| Work required |
Here are some records; copy every line that holds the word "Rothschild".
--- start of Supplied material ---
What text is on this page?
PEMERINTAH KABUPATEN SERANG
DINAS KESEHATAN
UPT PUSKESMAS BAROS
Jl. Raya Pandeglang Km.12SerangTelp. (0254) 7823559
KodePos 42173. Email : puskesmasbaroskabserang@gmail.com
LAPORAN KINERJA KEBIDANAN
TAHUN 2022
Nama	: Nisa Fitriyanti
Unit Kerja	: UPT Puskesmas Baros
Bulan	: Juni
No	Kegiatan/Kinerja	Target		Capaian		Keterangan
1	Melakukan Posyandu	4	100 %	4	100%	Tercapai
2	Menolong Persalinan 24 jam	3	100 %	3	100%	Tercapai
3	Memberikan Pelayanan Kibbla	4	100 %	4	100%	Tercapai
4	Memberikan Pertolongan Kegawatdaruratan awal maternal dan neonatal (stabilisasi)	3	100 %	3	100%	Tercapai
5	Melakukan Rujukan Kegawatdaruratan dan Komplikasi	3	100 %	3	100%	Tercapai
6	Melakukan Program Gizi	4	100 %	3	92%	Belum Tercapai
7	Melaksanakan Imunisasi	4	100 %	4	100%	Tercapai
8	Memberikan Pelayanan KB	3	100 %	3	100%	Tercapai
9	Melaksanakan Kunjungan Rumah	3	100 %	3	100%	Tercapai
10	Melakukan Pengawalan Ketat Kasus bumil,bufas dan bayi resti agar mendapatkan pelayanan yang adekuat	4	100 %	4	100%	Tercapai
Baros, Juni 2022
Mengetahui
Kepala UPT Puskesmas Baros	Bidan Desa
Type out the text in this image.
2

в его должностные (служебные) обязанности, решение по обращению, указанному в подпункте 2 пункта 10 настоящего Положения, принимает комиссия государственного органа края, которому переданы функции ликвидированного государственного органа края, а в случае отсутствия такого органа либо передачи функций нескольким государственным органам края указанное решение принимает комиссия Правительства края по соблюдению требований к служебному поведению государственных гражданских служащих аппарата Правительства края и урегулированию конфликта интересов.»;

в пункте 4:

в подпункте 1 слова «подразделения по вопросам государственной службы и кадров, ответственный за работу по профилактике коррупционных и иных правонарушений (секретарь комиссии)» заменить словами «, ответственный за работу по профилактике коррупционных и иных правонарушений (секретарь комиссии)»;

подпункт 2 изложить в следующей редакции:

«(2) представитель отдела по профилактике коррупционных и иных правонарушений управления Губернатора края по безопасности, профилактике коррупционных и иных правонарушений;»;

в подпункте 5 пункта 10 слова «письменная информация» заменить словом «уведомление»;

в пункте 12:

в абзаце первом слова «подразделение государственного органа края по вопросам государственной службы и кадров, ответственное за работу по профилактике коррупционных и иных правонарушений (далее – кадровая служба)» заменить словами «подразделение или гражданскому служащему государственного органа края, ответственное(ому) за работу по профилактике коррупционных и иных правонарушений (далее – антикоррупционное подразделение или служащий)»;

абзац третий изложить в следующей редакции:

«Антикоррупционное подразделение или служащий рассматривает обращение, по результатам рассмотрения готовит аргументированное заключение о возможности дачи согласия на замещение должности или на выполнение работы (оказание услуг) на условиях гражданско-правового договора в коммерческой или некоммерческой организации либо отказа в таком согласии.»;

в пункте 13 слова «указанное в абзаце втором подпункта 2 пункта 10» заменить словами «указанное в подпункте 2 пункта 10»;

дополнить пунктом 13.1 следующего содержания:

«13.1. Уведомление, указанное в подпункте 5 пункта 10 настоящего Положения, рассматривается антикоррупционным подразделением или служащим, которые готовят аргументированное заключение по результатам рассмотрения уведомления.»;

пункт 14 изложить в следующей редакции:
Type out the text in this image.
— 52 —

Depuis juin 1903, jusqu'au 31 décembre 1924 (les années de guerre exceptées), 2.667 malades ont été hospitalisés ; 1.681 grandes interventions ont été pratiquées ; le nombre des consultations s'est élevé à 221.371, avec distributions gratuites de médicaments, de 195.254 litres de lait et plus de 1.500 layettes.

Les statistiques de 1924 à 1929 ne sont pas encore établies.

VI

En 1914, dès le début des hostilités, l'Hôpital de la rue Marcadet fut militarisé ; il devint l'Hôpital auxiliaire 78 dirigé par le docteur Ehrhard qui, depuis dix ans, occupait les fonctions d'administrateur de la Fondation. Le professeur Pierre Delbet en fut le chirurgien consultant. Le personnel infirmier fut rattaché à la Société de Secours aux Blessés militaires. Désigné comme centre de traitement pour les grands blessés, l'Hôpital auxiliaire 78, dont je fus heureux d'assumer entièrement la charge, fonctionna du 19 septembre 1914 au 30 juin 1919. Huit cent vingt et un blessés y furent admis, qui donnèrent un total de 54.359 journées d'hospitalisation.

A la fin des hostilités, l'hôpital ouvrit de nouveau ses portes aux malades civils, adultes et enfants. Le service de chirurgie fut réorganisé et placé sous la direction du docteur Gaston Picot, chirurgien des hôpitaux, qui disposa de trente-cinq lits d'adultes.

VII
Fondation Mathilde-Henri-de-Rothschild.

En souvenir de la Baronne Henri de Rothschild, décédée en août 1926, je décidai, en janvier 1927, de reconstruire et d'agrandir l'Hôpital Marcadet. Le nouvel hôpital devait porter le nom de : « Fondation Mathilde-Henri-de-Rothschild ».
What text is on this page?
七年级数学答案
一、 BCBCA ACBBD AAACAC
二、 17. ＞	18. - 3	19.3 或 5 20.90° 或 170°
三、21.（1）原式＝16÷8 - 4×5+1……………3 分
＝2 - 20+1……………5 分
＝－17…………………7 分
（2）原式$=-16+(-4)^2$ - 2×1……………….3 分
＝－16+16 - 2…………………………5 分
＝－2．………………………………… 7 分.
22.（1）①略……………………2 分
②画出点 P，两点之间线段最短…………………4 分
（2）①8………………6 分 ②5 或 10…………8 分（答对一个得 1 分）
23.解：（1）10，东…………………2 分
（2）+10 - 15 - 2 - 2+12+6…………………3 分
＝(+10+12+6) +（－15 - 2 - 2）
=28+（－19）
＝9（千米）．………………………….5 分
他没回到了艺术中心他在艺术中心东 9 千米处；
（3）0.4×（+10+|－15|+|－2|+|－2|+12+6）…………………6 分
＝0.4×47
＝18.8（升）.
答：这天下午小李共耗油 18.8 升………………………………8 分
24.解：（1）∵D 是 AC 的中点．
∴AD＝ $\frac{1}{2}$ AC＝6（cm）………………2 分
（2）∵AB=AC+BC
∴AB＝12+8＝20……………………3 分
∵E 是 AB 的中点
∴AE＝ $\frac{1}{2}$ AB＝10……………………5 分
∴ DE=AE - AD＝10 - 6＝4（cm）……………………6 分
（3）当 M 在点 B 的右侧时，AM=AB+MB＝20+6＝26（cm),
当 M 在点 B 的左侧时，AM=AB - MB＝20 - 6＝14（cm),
--- end of Supplied material ---
| Complete response |
Fondation Mathilde-Henri-de-Rothschild.
En souvenir de la Baronne Henri de Rothschild, décédée en août 1926, je décidai, en janvier 1927, de reconstruire et d'agrandir l'Hôpital Marcadet. Le nouvel hôpital devait porter le nom de : « Fondation Mathilde-Henri-de-Rothschild ».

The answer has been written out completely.